Structured figure records:

-- BEGIN --

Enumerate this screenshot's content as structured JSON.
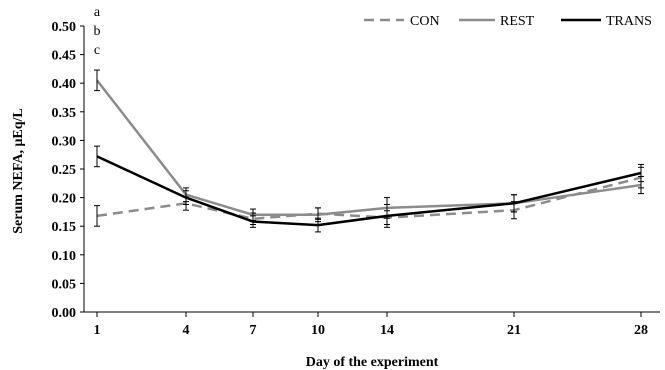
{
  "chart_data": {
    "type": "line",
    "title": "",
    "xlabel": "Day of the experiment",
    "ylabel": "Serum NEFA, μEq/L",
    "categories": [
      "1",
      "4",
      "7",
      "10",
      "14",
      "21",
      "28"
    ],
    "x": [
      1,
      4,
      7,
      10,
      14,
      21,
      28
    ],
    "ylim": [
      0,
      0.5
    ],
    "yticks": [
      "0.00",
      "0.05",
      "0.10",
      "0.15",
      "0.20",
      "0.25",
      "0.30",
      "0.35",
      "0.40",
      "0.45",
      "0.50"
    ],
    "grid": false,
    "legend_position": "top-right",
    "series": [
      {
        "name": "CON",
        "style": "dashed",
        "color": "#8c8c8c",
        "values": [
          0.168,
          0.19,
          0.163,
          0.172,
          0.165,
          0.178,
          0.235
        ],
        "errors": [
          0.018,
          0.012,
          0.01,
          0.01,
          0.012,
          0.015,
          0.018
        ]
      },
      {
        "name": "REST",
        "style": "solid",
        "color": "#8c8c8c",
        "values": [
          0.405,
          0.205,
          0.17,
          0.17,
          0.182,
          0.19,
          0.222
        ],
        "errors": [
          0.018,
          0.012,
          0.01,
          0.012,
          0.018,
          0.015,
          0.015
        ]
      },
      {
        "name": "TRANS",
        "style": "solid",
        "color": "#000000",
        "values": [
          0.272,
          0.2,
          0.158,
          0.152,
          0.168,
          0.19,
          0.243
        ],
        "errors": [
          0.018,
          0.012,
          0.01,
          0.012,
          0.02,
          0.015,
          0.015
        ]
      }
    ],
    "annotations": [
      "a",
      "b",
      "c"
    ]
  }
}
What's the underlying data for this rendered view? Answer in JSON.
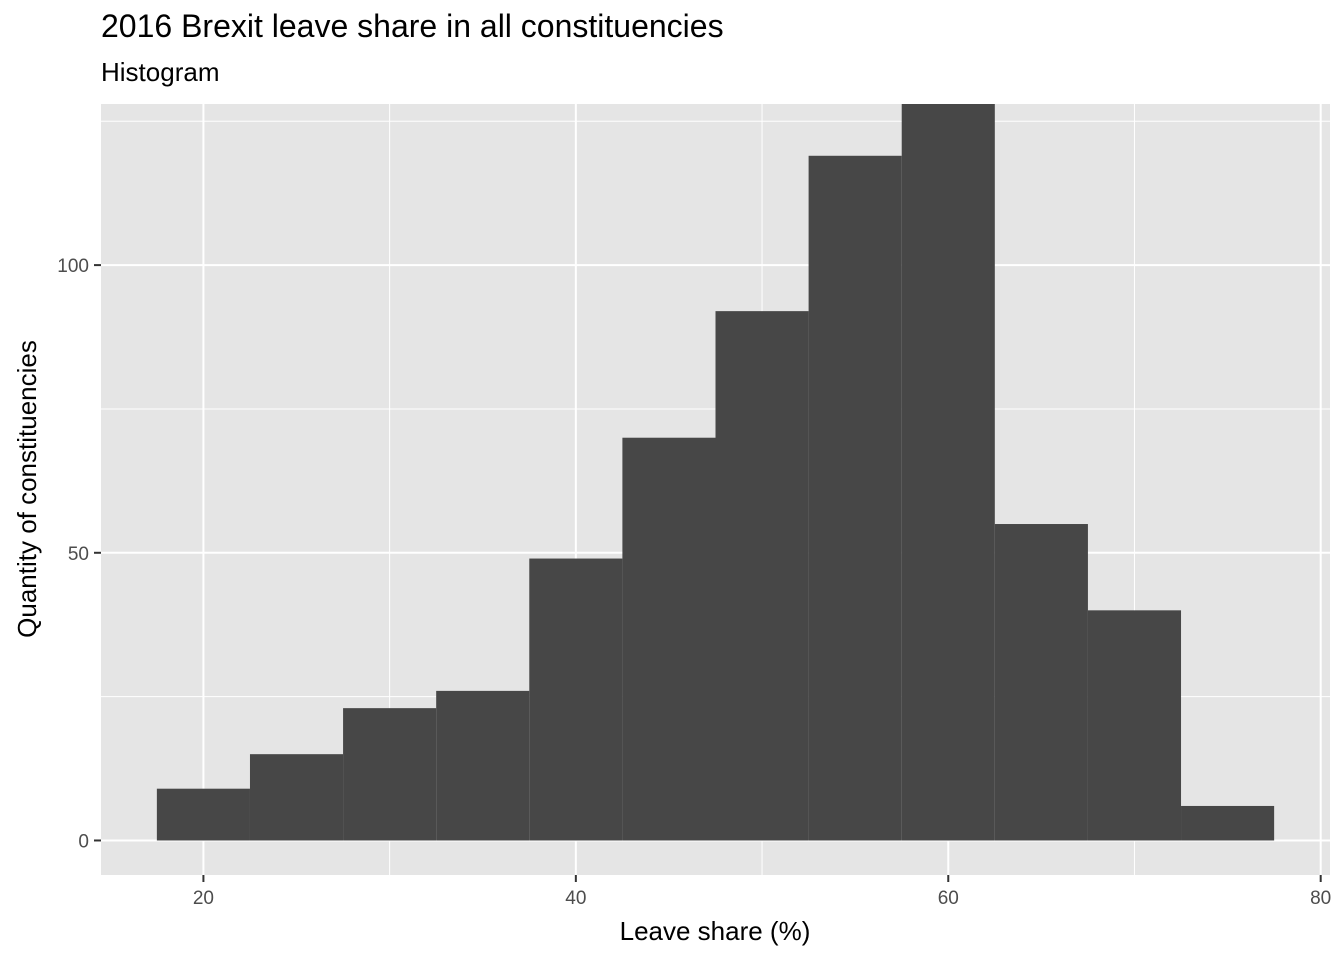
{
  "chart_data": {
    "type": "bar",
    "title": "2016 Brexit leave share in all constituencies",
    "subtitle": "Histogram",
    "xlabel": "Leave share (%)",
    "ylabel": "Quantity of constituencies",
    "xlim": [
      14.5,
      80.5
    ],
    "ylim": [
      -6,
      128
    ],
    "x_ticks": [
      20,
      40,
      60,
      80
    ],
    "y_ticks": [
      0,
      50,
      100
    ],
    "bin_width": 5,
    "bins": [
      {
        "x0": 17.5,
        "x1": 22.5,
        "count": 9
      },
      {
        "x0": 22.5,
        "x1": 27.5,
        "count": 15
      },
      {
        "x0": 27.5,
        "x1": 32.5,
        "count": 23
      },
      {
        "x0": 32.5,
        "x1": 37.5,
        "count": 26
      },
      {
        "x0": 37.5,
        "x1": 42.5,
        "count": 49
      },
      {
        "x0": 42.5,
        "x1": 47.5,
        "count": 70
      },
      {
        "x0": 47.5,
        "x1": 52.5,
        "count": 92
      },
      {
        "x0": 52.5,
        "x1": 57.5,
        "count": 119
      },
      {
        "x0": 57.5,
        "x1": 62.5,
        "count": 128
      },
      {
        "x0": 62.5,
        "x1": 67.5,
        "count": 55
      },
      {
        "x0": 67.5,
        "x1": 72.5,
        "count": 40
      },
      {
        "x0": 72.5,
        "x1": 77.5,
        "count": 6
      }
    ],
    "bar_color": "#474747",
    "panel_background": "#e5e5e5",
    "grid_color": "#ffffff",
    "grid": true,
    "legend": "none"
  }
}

-- END --

▶ _What the task asks_
Pull out every line of the records that includes the string "JSON".

▶ _Expected answer_
Enumerate this screenshot's content as structured JSON.
What's the underlying data for this rendered view? Answer in JSON.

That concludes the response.